[A block of data]
________________
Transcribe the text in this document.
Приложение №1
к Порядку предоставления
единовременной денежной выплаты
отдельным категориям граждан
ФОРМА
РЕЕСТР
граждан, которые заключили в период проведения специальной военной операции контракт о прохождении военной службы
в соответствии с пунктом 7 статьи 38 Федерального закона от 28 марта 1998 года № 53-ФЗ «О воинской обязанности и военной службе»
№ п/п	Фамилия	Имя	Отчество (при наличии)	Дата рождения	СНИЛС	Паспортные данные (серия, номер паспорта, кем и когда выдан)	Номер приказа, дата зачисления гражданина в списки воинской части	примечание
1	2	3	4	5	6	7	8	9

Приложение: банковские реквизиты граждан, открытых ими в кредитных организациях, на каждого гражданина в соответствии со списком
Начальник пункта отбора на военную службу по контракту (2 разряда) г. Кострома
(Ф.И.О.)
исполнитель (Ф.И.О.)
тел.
________________
Transcribe the material above word for word.

Transcribe the text in this document.
Приложение №1
к Порядку предоставления
единовременной денежной выплаты
отдельным категориям граждан
ФОРМА
РЕЕСТР
граждан, которые заключили в период проведения специальной военной операции контракт о прохождении военной службы
в соответствии с пунктом 7 статьи 38 Федерального закона от 28 марта 1998 года № 53-ФЗ «О воинской обязанности и военной службе»
№ п/п	Фамилия	Имя	Отчество (при наличии)	Дата рождения	СНИЛС	Паспортные данные (серия, номер паспорта, кем и когда выдан)	Номер приказа, дата зачисления гражданина в списки воинской части	примечание
1	2	3	4	5	6	7	8	9

Приложение: банковские реквизиты граждан, открытых ими в кредитных организациях, на каждого гражданина в соответствии со списком
Начальник пункта отбора на военную службу по контракту (2 разряда) г. Кострома
(Ф.И.О.)
исполнитель (Ф.И.О.)
тел.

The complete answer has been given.